Task statement -
Give the entries again, word for word.

Dataset items:
# # # # #
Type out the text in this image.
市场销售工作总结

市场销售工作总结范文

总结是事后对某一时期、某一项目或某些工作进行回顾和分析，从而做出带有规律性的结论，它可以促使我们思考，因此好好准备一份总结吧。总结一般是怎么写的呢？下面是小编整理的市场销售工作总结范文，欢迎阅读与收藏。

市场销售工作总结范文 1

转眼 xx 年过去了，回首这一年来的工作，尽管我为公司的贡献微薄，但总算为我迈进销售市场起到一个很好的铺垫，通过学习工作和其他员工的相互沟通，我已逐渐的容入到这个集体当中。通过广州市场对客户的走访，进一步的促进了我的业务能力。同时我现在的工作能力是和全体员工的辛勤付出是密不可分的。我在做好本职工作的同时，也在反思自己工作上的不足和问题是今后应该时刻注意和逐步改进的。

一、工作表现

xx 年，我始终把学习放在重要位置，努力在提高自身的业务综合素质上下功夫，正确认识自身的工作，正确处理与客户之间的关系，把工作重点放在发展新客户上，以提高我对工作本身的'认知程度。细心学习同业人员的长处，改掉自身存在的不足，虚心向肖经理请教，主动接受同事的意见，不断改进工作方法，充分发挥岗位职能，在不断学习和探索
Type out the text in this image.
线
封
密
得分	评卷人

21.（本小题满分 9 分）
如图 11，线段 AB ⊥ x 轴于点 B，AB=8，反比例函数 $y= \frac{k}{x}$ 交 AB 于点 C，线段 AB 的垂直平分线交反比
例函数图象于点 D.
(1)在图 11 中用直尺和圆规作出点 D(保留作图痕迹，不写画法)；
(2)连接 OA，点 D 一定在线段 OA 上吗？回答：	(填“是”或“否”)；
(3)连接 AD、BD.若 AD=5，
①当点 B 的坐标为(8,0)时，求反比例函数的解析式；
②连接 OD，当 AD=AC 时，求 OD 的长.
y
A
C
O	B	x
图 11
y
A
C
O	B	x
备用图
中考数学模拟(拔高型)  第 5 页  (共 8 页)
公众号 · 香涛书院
# # # # #
Result -
Type out the text in this image.
市场销售工作总结

市场销售工作总结范文

总结是事后对某一时期、某一项目或某些工作进行回顾和分析，从而做出带有规律性的结论，它可以促使我们思考，因此好好准备一份总结吧。总结一般是怎么写的呢？下面是小编整理的市场销售工作总结范文，欢迎阅读与收藏。

市场销售工作总结范文 1

转眼 xx 年过去了，回首这一年来的工作，尽管我为公司的贡献微薄，但总算为我迈进销售市场起到一个很好的铺垫，通过学习工作和其他员工的相互沟通，我已逐渐的容入到这个集体当中。通过广州市场对客户的走访，进一步的促进了我的业务能力。同时我现在的工作能力是和全体员工的辛勤付出是密不可分的。我在做好本职工作的同时，也在反思自己工作上的不足和问题是今后应该时刻注意和逐步改进的。

一、工作表现

xx 年，我始终把学习放在重要位置，努力在提高自身的业务综合素质上下功夫，正确认识自身的工作，正确处理与客户之间的关系，把工作重点放在发展新客户上，以提高我对工作本身的'认知程度。细心学习同业人员的长处，改掉自身存在的不足，虚心向肖经理请教，主动接受同事的意见，不断改进工作方法，充分发挥岗位职能，在不断学习和探索
Type out the text in this image.
线
封
密
得分	评卷人

21.（本小题满分 9 分）
如图 11，线段 AB ⊥ x 轴于点 B，AB=8，反比例函数 $y= \frac{k}{x}$ 交 AB 于点 C，线段 AB 的垂直平分线交反比
例函数图象于点 D.
(1)在图 11 中用直尺和圆规作出点 D(保留作图痕迹，不写画法)；
(2)连接 OA，点 D 一定在线段 OA 上吗？回答：	(填“是”或“否”)；
(3)连接 AD、BD.若 AD=5，
①当点 B 的坐标为(8,0)时，求反比例函数的解析式；
②连接 OD，当 AD=AC 时，求 OD 的长.
y
A
C
O	B	x
图 11
y
A
C
O	B	x
备用图
中考数学模拟(拔高型)  第 5 页  (共 8 页)
公众号 · 香涛书院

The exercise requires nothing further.